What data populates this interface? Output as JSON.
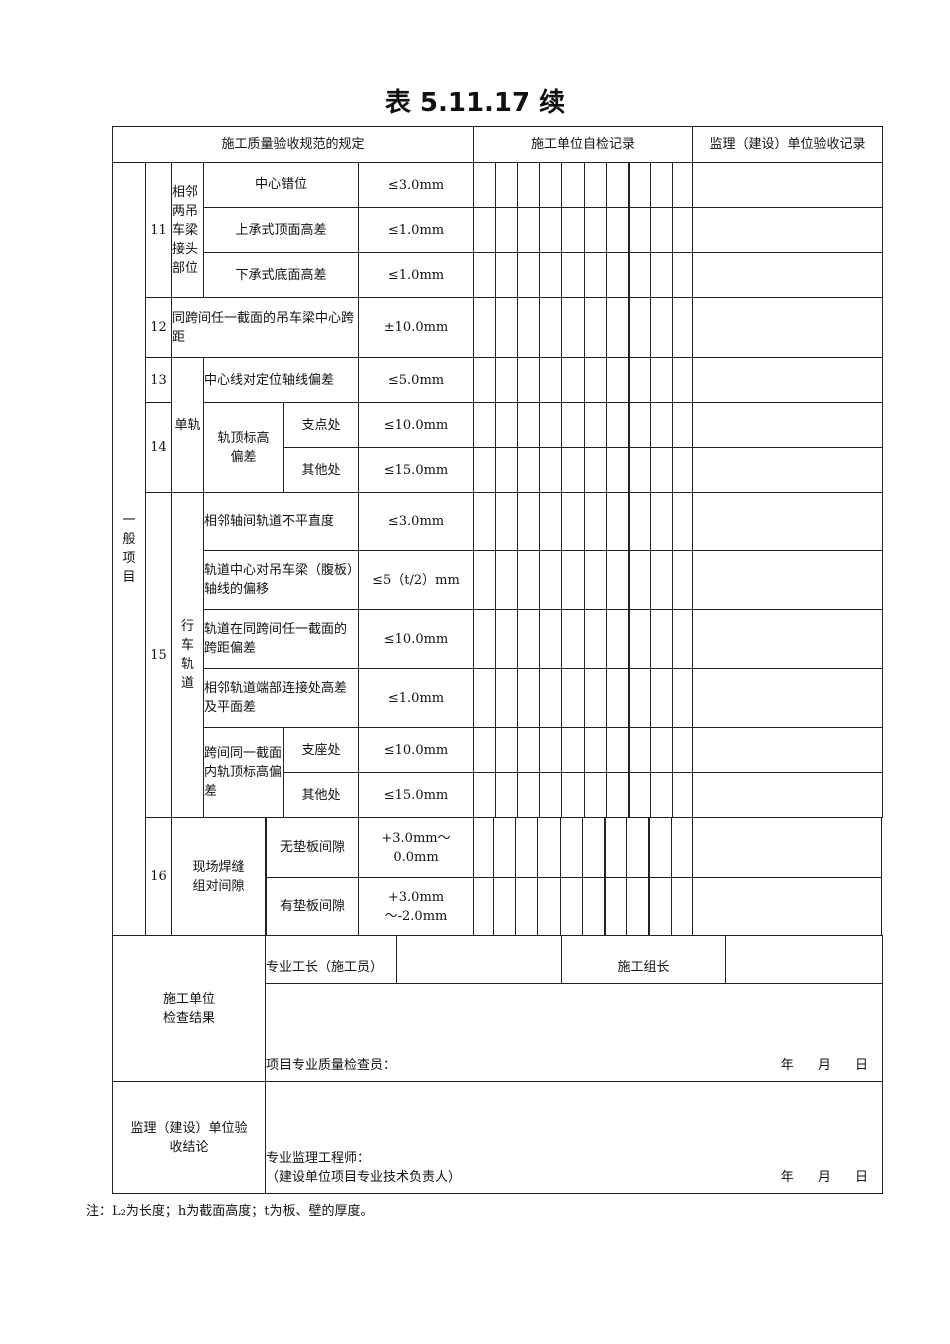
{
  "title": "表 5.11.17 续",
  "header": {
    "spec": "施工质量验收规范的规定",
    "self_check": "施工单位自检记录",
    "supervision": "监理（建设）单位验收记录"
  },
  "category": "一般项目",
  "items": {
    "i11": {
      "no": "11",
      "group": "相邻两吊车梁接头部位",
      "rows": [
        {
          "name": "中心错位",
          "value": "≤3.0mm"
        },
        {
          "name": "上承式顶面高差",
          "value": "≤1.0mm"
        },
        {
          "name": "下承式底面高差",
          "value": "≤1.0mm"
        }
      ]
    },
    "i12": {
      "no": "12",
      "name": "同跨间任一截面的吊车梁中心跨距",
      "value": "±10.0mm"
    },
    "mono": "单轨",
    "i13": {
      "no": "13",
      "name": "中心线对定位轴线偏差",
      "value": "≤5.0mm"
    },
    "i14": {
      "no": "14",
      "name": "轨顶标高偏差",
      "rows": [
        {
          "name": "支点处",
          "value": "≤10.0mm"
        },
        {
          "name": "其他处",
          "value": "≤15.0mm"
        }
      ]
    },
    "i15": {
      "no": "15",
      "group": "行车轨道",
      "rows": [
        {
          "name": "相邻轴间轨道不平直度",
          "value": "≤3.0mm"
        },
        {
          "name": "轨道中心对吊车梁（腹板）轴线的偏移",
          "value": "≤5（t/2）mm"
        },
        {
          "name": "轨道在同跨间任一截面的跨距偏差",
          "value": "≤10.0mm"
        },
        {
          "name": "相邻轨道端部连接处高差及平面差",
          "value": "≤1.0mm"
        }
      ],
      "sub": {
        "name": "跨间同一截面内轨顶标高偏差",
        "rows": [
          {
            "name": "支座处",
            "value": "≤10.0mm"
          },
          {
            "name": "其他处",
            "value": "≤15.0mm"
          }
        ]
      }
    },
    "i16": {
      "no": "16",
      "name": "现场焊缝组对间隙",
      "rows": [
        {
          "name": "无垫板间隙",
          "value": "+3.0mm～0.0mm"
        },
        {
          "name": "有垫板间隙",
          "value": "+3.0mm～-2.0mm"
        }
      ]
    }
  },
  "footer": {
    "construction": {
      "label": "施工单位检查结果",
      "foreman": "专业工长（施工员）",
      "leader": "施工组长",
      "inspector": "项目专业质量检查员：",
      "date": "年 月 日"
    },
    "supervision": {
      "label": "监理（建设）单位验收结论",
      "engineer": "专业监理工程师：",
      "owner": "（建设单位项目专业技术负责人）",
      "date": "年 月 日"
    }
  },
  "note": "注：L₂为长度；h为截面高度；t为板、壁的厚度。"
}
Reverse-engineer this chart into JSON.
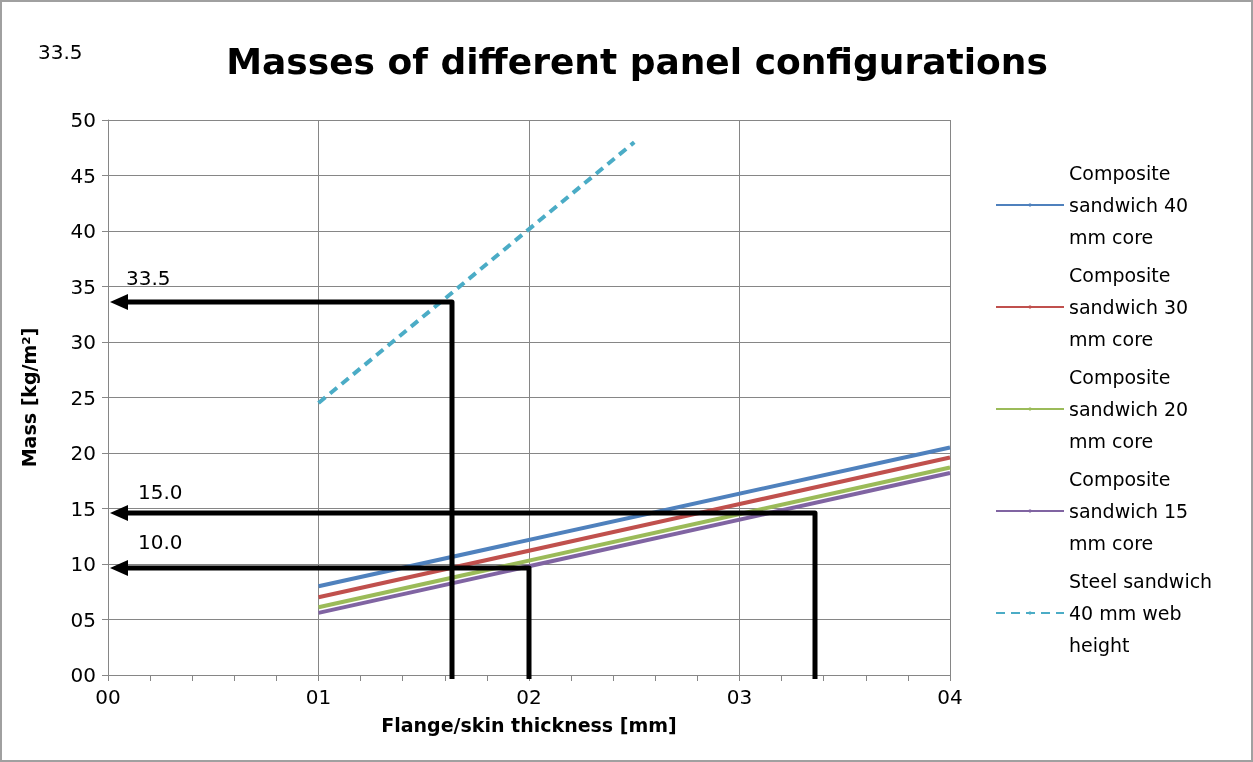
{
  "chart_data": {
    "type": "line",
    "title": "Masses of different panel configurations",
    "xlabel": "Flange/skin thickness [mm]",
    "ylabel": "Mass [kg/m²]",
    "xlim": [
      0,
      4
    ],
    "ylim": [
      0,
      50
    ],
    "xticks": [
      {
        "value": 0,
        "label": "00"
      },
      {
        "value": 1,
        "label": "01"
      },
      {
        "value": 2,
        "label": "02"
      },
      {
        "value": 3,
        "label": "03"
      },
      {
        "value": 4,
        "label": "04"
      }
    ],
    "yticks": [
      {
        "value": 0,
        "label": "00"
      },
      {
        "value": 5,
        "label": "05"
      },
      10,
      15,
      20,
      25,
      30,
      35,
      40,
      45,
      50
    ],
    "grid": true,
    "legend": "right",
    "marker": "none",
    "series": [
      {
        "name": "Composite sandwich 40 mm core",
        "color": "#4f81bd",
        "x": [
          1,
          4
        ],
        "values": [
          8.0,
          20.5
        ]
      },
      {
        "name": "Composite sandwich 30 mm core",
        "color": "#c0504d",
        "x": [
          1,
          4
        ],
        "values": [
          7.0,
          19.6
        ]
      },
      {
        "name": "Composite sandwich 20 mm core",
        "color": "#9bbb59",
        "x": [
          1,
          4
        ],
        "values": [
          6.1,
          18.7
        ]
      },
      {
        "name": "Composite sandwich 15 mm core",
        "color": "#8064a2",
        "x": [
          1,
          4
        ],
        "values": [
          5.6,
          18.2
        ]
      },
      {
        "name": "Steel sandwich 40 mm web height",
        "color": "#4bacc6",
        "line_style": "dashed",
        "x": [
          1,
          2.5
        ],
        "values": [
          24.5,
          48.0
        ]
      }
    ],
    "annotations": [
      "33.5",
      "33.5",
      "15.0",
      "10.0"
    ]
  }
}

------------------------------------------------------------

Look for the word "title" in every line of the listing and copy the lines that have it.

  "title": "表 5.11.17 续",
    "title": "Masses of different panel configurations",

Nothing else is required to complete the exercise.